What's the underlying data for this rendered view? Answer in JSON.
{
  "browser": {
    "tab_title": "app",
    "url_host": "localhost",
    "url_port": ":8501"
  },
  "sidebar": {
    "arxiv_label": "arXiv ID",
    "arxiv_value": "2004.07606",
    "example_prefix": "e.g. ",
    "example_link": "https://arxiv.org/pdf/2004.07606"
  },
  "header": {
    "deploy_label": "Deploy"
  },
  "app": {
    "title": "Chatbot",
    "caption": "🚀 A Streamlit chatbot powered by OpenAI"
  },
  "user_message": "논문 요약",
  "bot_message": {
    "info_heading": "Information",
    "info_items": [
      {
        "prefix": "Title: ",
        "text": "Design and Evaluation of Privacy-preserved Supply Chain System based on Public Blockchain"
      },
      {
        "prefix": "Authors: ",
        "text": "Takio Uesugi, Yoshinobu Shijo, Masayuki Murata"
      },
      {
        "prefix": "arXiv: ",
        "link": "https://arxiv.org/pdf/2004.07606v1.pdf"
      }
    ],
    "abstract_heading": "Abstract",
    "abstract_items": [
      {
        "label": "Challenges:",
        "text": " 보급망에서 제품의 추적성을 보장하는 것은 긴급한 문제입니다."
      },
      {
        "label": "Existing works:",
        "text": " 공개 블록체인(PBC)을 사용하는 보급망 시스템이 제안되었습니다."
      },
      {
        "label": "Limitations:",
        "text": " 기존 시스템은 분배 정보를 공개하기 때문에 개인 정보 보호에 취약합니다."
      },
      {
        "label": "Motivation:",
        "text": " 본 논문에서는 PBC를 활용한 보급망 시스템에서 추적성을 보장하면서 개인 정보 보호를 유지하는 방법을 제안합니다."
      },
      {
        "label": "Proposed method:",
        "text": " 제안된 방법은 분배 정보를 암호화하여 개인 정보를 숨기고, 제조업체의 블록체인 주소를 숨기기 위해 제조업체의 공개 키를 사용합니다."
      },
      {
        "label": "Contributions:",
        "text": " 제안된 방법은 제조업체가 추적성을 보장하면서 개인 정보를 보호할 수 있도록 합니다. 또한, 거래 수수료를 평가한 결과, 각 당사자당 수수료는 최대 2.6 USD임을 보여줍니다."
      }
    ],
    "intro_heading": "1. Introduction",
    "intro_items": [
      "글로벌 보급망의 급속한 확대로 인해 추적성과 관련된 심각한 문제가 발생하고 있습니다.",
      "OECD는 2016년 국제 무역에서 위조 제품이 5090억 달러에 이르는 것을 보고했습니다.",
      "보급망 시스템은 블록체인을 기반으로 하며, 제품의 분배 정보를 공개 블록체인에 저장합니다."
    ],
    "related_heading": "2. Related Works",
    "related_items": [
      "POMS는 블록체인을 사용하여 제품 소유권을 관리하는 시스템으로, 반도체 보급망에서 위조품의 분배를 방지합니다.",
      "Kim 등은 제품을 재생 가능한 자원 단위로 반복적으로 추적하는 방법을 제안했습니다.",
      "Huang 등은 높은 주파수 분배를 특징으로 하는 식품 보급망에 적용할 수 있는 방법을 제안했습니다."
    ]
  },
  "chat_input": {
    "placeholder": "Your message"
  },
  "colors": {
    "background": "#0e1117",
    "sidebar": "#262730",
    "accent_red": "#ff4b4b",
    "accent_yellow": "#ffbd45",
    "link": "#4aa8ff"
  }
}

______

■ TASK BRIEF ■
Give the number of lines above that hold the word "추적성을", and nothing more.

■ FULL ANSWER ■
3